#### DATA SECTION:
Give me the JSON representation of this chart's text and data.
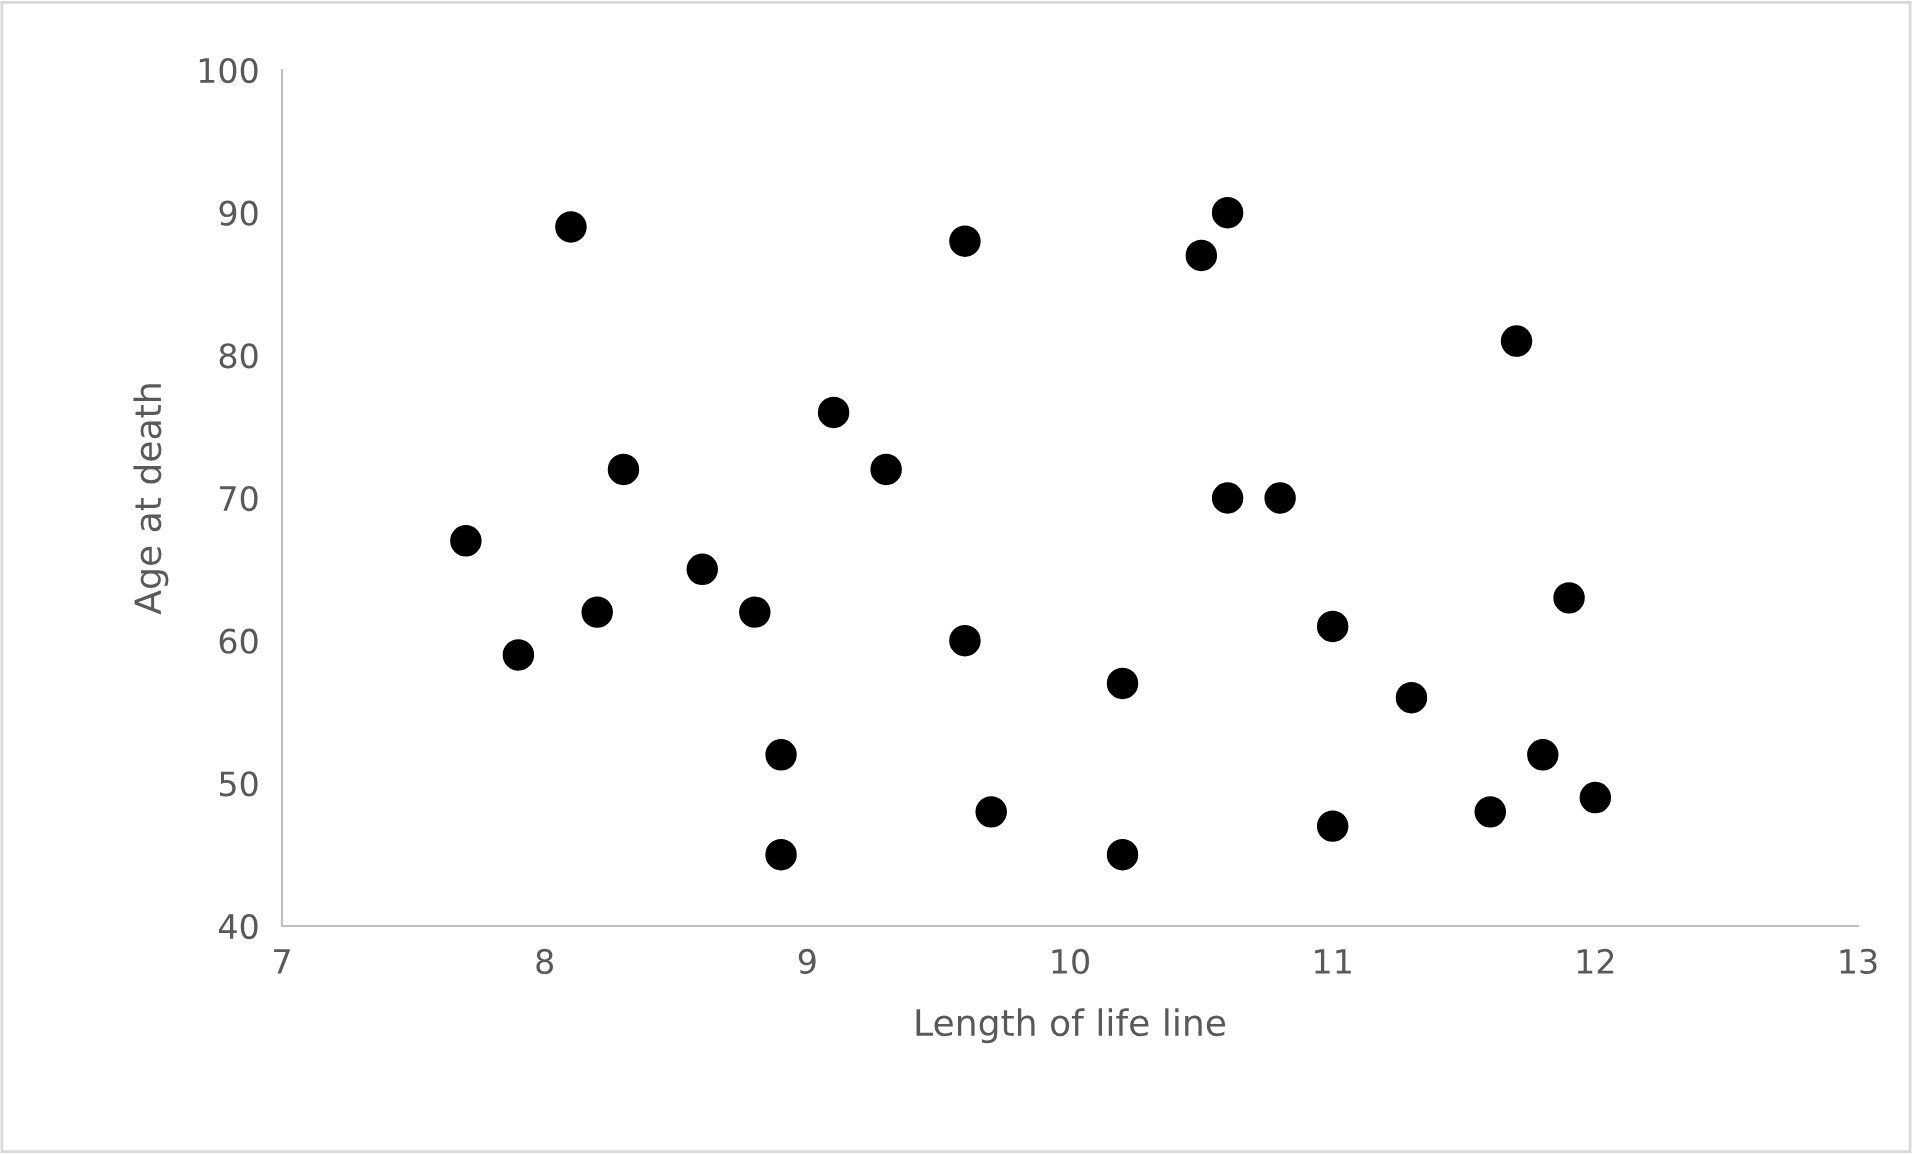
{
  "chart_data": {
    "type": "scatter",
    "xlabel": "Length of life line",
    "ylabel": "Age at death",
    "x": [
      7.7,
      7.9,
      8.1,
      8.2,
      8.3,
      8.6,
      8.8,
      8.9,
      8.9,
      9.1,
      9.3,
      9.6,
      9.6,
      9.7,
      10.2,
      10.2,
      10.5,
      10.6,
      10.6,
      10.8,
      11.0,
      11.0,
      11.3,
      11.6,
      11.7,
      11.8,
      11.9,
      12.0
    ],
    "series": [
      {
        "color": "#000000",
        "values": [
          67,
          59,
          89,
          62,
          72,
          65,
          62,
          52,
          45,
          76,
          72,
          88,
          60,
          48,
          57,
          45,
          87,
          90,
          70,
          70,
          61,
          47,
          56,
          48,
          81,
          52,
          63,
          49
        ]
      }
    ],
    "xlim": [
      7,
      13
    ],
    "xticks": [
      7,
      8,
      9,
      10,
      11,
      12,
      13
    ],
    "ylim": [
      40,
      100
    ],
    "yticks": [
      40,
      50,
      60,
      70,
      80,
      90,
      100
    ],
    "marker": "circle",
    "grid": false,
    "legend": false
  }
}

#### WRITTEN TASK:
Without the pictures, extract every entry verbatim.

#### FULL OUTPUT:
Give me the JSON representation of this chart's text and data.
{
  "chart_data": {
    "type": "scatter",
    "xlabel": "Length of life line",
    "ylabel": "Age at death",
    "x": [
      7.7,
      7.9,
      8.1,
      8.2,
      8.3,
      8.6,
      8.8,
      8.9,
      8.9,
      9.1,
      9.3,
      9.6,
      9.6,
      9.7,
      10.2,
      10.2,
      10.5,
      10.6,
      10.6,
      10.8,
      11.0,
      11.0,
      11.3,
      11.6,
      11.7,
      11.8,
      11.9,
      12.0
    ],
    "series": [
      {
        "color": "#000000",
        "values": [
          67,
          59,
          89,
          62,
          72,
          65,
          62,
          52,
          45,
          76,
          72,
          88,
          60,
          48,
          57,
          45,
          87,
          90,
          70,
          70,
          61,
          47,
          56,
          48,
          81,
          52,
          63,
          49
        ]
      }
    ],
    "xlim": [
      7,
      13
    ],
    "xticks": [
      7,
      8,
      9,
      10,
      11,
      12,
      13
    ],
    "ylim": [
      40,
      100
    ],
    "yticks": [
      40,
      50,
      60,
      70,
      80,
      90,
      100
    ],
    "marker": "circle",
    "grid": false,
    "legend": false
  }
}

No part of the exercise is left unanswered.